[BEGIN Dataset]
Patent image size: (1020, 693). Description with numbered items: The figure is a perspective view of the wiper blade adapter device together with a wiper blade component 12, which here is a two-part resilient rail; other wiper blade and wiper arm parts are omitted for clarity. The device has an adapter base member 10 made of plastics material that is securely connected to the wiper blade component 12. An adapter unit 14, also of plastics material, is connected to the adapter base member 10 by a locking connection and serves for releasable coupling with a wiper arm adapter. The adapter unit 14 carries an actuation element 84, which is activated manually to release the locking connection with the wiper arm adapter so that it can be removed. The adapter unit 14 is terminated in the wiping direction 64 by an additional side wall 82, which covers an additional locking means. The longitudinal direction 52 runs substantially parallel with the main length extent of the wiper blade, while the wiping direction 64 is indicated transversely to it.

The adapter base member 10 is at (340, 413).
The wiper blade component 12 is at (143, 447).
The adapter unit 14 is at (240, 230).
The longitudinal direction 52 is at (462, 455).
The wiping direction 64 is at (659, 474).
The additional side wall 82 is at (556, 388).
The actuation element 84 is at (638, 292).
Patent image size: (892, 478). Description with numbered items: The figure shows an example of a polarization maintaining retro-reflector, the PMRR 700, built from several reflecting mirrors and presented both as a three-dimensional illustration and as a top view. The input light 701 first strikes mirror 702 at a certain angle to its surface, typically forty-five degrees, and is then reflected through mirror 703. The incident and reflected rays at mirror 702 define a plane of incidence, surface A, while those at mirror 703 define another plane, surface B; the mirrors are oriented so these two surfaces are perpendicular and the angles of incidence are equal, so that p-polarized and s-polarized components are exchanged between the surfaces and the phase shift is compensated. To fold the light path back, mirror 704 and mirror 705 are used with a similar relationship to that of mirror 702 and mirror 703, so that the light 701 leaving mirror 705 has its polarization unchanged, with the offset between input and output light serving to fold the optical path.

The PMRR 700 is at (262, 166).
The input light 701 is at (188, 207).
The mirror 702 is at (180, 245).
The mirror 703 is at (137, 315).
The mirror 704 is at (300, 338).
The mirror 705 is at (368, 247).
[END Dataset]
Return each line in the rows above that contains the word "adapter".

Patent image size: (1020, 693). Description with numbered items: The figure is a perspective view of the wiper blade adapter device together with a wiper blade component 12, which here is a two-part resilient rail; other wiper blade and wiper arm parts are omitted for clarity. The device has an adapter base member 10 made of plastics material that is securely connected to the wiper blade component 12. An adapter unit 14, also of plastics material, is connected to the adapter base member 10 by a locking connection and serves for releasable coupling with a wiper arm adapter. The adapter unit 14 carries an actuation element 84, which is activated manually to release the locking connection with the wiper arm adapter so that it can be removed. The adapter unit 14 is terminated in the wiping direction 64 by an additional side wall 82, which covers an additional locking means. The longitudinal direction 52 runs substantially parallel with the main length extent of the wiper blade, while the wiping direction 64 is indicated transversely to it.
The adapter base member 10 is at (340, 413).
The adapter unit 14 is at (240, 230).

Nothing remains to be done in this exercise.